## begin Data for processing

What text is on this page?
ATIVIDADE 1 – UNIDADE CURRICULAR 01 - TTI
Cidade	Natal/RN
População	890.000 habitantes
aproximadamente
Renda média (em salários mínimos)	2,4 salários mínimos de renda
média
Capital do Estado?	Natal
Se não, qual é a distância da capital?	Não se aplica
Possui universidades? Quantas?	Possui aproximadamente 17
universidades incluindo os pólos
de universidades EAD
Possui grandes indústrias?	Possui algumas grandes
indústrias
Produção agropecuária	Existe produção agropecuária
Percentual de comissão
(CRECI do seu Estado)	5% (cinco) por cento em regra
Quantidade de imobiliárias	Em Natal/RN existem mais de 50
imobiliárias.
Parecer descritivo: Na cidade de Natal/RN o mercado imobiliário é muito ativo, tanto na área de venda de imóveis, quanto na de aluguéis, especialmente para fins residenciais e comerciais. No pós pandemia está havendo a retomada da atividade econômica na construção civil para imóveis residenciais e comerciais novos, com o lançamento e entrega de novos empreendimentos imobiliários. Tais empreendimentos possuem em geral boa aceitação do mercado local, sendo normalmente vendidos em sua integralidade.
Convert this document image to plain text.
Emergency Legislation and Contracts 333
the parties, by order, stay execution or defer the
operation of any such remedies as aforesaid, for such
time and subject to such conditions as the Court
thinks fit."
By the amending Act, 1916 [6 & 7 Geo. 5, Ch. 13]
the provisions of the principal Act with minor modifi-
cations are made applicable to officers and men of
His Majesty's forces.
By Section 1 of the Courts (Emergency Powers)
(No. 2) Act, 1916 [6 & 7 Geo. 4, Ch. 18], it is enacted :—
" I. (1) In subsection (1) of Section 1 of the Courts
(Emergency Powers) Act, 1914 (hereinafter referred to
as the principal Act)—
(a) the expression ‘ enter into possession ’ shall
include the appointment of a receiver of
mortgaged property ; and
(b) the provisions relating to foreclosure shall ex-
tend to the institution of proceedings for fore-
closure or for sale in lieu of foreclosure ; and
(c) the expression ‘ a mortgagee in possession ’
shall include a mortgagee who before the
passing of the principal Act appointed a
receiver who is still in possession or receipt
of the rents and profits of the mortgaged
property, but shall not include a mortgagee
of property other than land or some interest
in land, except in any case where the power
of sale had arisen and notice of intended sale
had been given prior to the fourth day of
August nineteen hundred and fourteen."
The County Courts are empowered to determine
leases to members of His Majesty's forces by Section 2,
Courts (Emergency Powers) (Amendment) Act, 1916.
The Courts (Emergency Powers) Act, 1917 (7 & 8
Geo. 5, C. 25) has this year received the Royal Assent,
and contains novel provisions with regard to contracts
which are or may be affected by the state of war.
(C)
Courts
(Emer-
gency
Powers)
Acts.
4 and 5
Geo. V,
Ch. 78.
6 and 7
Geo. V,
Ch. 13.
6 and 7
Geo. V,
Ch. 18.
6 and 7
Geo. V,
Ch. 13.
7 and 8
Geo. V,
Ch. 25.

## end Data for processing

Written task =
Collect each line above holding the string "Powers".

Solution =
By Section 1 of the Courts (Emergency Powers)
(Emergency Powers) Act, 1914 (hereinafter referred to
Courts (Emergency Powers) (Amendment) Act, 1916.
The Courts (Emergency Powers) Act, 1917 (7 & 8
Powers)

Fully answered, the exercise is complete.